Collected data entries
------

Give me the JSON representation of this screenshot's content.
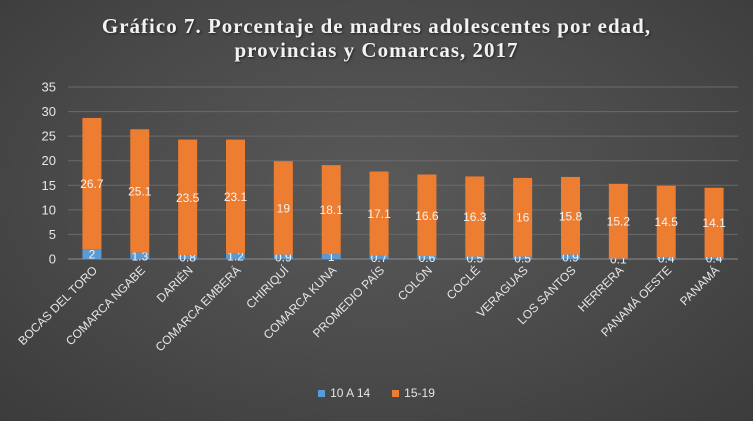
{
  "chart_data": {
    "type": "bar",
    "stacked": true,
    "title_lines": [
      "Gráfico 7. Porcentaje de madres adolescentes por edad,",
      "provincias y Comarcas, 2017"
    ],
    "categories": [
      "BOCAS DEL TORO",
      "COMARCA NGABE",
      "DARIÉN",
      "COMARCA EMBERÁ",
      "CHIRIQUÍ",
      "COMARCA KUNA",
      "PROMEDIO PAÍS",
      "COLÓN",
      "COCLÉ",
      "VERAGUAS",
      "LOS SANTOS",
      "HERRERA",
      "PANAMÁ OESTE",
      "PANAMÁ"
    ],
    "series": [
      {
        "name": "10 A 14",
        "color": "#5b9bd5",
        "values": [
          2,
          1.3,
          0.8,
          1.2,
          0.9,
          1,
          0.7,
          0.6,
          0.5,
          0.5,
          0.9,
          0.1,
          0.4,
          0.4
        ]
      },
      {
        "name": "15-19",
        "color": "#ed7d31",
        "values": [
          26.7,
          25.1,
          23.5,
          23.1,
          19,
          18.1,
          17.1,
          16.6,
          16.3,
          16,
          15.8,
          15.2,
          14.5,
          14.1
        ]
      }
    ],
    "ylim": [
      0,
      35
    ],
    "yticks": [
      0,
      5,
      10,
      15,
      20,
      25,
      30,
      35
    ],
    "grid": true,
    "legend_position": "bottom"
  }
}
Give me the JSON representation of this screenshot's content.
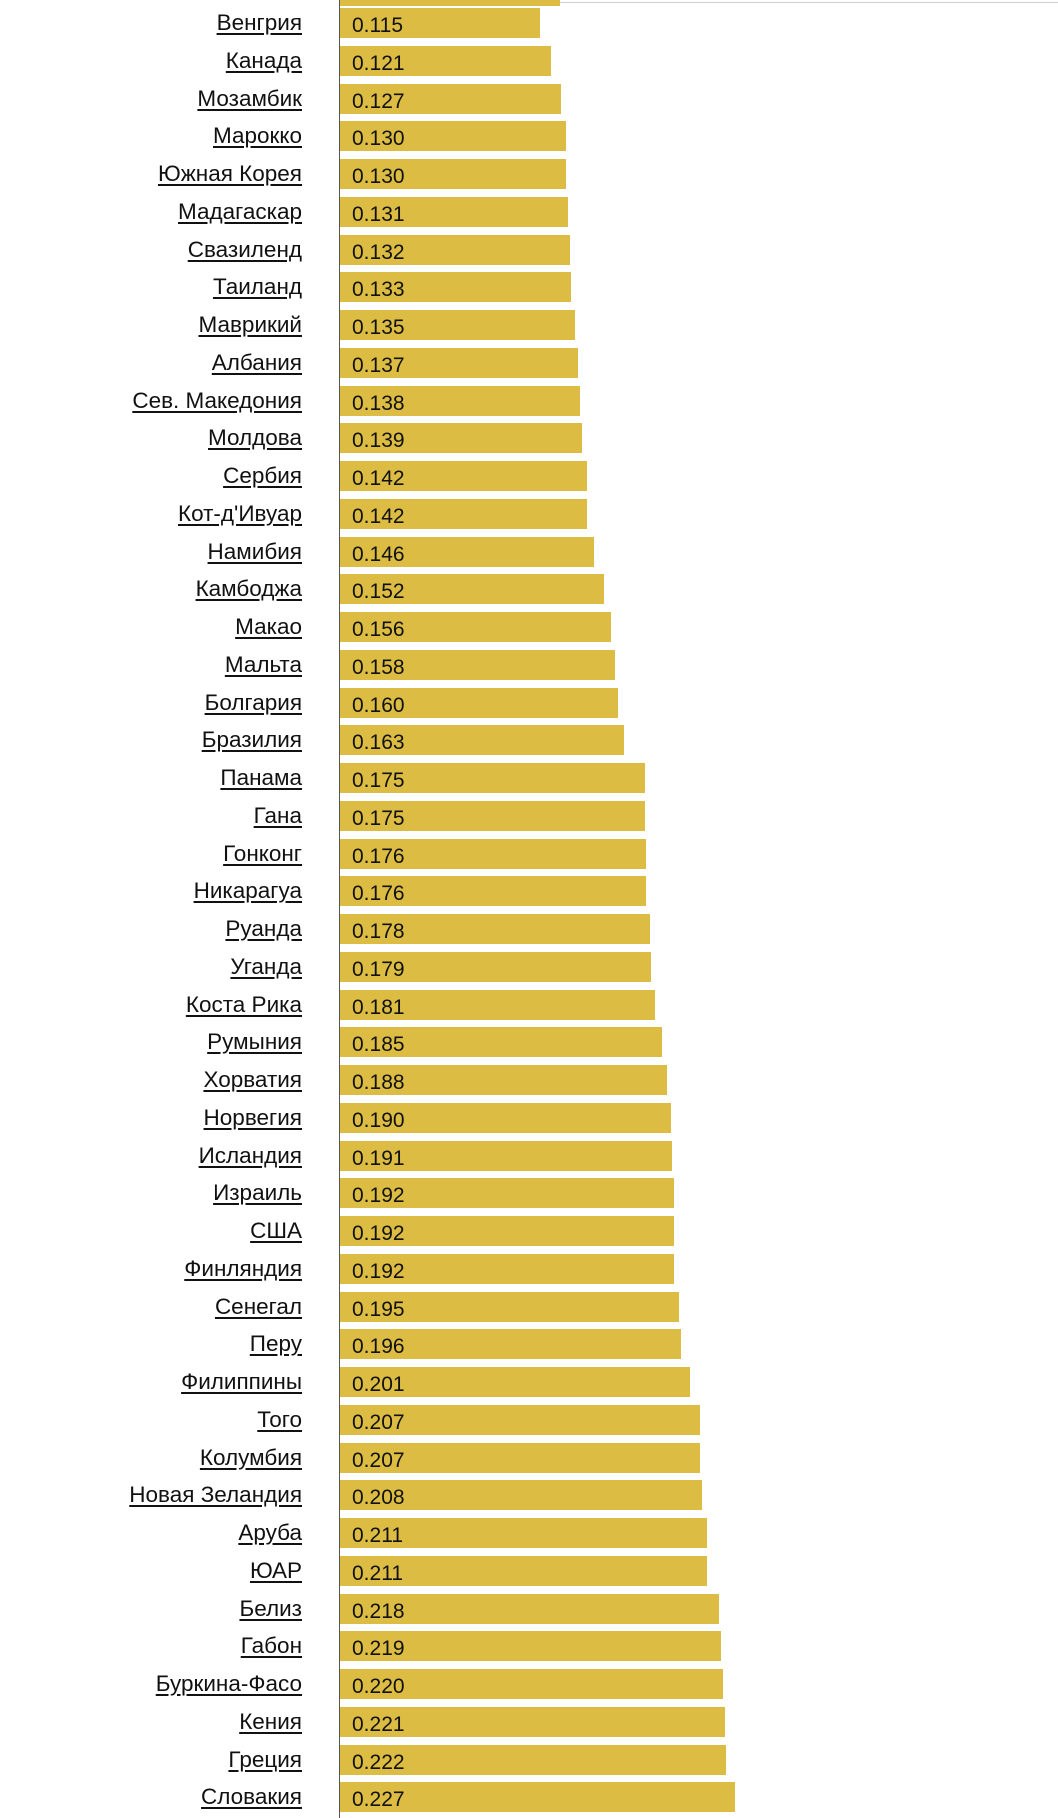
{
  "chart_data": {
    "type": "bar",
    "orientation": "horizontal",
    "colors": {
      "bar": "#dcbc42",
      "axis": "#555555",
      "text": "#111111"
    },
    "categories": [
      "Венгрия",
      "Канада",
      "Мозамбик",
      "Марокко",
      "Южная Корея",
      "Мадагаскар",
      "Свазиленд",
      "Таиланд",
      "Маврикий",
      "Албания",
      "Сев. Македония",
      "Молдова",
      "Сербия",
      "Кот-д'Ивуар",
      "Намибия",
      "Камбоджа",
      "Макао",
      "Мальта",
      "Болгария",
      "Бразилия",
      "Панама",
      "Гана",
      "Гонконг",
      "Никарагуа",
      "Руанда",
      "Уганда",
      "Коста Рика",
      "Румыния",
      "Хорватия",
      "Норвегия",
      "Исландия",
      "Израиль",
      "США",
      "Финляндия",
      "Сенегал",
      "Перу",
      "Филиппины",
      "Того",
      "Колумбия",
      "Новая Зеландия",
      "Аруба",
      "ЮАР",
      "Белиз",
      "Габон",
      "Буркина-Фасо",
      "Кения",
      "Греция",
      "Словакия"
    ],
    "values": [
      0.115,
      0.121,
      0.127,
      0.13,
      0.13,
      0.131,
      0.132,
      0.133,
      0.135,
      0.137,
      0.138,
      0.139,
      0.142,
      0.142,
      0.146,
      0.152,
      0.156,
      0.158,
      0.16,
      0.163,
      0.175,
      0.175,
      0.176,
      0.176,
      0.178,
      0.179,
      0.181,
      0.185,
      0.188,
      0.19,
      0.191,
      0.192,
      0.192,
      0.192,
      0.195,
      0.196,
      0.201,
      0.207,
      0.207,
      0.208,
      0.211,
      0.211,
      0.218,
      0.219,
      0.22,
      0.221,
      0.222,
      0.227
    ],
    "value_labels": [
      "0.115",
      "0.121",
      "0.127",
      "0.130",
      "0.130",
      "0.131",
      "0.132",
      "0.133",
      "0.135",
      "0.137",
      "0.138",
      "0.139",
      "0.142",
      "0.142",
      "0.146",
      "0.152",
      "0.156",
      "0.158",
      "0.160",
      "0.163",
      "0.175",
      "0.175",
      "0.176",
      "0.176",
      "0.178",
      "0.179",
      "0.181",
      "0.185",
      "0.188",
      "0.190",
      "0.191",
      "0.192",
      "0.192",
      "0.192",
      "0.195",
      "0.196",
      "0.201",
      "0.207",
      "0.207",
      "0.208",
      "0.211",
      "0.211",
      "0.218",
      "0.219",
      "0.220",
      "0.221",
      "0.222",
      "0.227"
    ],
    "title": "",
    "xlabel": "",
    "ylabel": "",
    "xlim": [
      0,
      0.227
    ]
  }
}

------

Task goal:
Exactly reproduce the entries above, minus the pictures.

Answer to this problem:
Give me the JSON representation of this screenshot's content.
{
  "chart_data": {
    "type": "bar",
    "stacked": true,
    "title_lines": [
      "Gráfico 7. Porcentaje de madres adolescentes por edad,",
      "provincias y Comarcas, 2017"
    ],
    "categories": [
      "BOCAS DEL TORO",
      "COMARCA NGABE",
      "DARIÉN",
      "COMARCA EMBERÁ",
      "CHIRIQUÍ",
      "COMARCA KUNA",
      "PROMEDIO PAÍS",
      "COLÓN",
      "COCLÉ",
      "VERAGUAS",
      "LOS SANTOS",
      "HERRERA",
      "PANAMÁ OESTE",
      "PANAMÁ"
    ],
    "series": [
      {
        "name": "10 A 14",
        "color": "#5b9bd5",
        "values": [
          2,
          1.3,
          0.8,
          1.2,
          0.9,
          1,
          0.7,
          0.6,
          0.5,
          0.5,
          0.9,
          0.1,
          0.4,
          0.4
        ]
      },
      {
        "name": "15-19",
        "color": "#ed7d31",
        "values": [
          26.7,
          25.1,
          23.5,
          23.1,
          19,
          18.1,
          17.1,
          16.6,
          16.3,
          16,
          15.8,
          15.2,
          14.5,
          14.1
        ]
      }
    ],
    "ylim": [
      0,
      35
    ],
    "yticks": [
      0,
      5,
      10,
      15,
      20,
      25,
      30,
      35
    ],
    "grid": true,
    "legend_position": "bottom"
  }
}
Give me the JSON representation of this screenshot's content.
{
  "chart_data": {
    "type": "bar",
    "orientation": "horizontal",
    "colors": {
      "bar": "#dcbc42",
      "axis": "#555555",
      "text": "#111111"
    },
    "categories": [
      "Венгрия",
      "Канада",
      "Мозамбик",
      "Марокко",
      "Южная Корея",
      "Мадагаскар",
      "Свазиленд",
      "Таиланд",
      "Маврикий",
      "Албания",
      "Сев. Македония",
      "Молдова",
      "Сербия",
      "Кот-д'Ивуар",
      "Намибия",
      "Камбоджа",
      "Макао",
      "Мальта",
      "Болгария",
      "Бразилия",
      "Панама",
      "Гана",
      "Гонконг",
      "Никарагуа",
      "Руанда",
      "Уганда",
      "Коста Рика",
      "Румыния",
      "Хорватия",
      "Норвегия",
      "Исландия",
      "Израиль",
      "США",
      "Финляндия",
      "Сенегал",
      "Перу",
      "Филиппины",
      "Того",
      "Колумбия",
      "Новая Зеландия",
      "Аруба",
      "ЮАР",
      "Белиз",
      "Габон",
      "Буркина-Фасо",
      "Кения",
      "Греция",
      "Словакия"
    ],
    "values": [
      0.115,
      0.121,
      0.127,
      0.13,
      0.13,
      0.131,
      0.132,
      0.133,
      0.135,
      0.137,
      0.138,
      0.139,
      0.142,
      0.142,
      0.146,
      0.152,
      0.156,
      0.158,
      0.16,
      0.163,
      0.175,
      0.175,
      0.176,
      0.176,
      0.178,
      0.179,
      0.181,
      0.185,
      0.188,
      0.19,
      0.191,
      0.192,
      0.192,
      0.192,
      0.195,
      0.196,
      0.201,
      0.207,
      0.207,
      0.208,
      0.211,
      0.211,
      0.218,
      0.219,
      0.22,
      0.221,
      0.222,
      0.227
    ],
    "value_labels": [
      "0.115",
      "0.121",
      "0.127",
      "0.130",
      "0.130",
      "0.131",
      "0.132",
      "0.133",
      "0.135",
      "0.137",
      "0.138",
      "0.139",
      "0.142",
      "0.142",
      "0.146",
      "0.152",
      "0.156",
      "0.158",
      "0.160",
      "0.163",
      "0.175",
      "0.175",
      "0.176",
      "0.176",
      "0.178",
      "0.179",
      "0.181",
      "0.185",
      "0.188",
      "0.190",
      "0.191",
      "0.192",
      "0.192",
      "0.192",
      "0.195",
      "0.196",
      "0.201",
      "0.207",
      "0.207",
      "0.208",
      "0.211",
      "0.211",
      "0.218",
      "0.219",
      "0.220",
      "0.221",
      "0.222",
      "0.227"
    ],
    "title": "",
    "xlabel": "",
    "ylabel": "",
    "xlim": [
      0,
      0.227
    ]
  }
}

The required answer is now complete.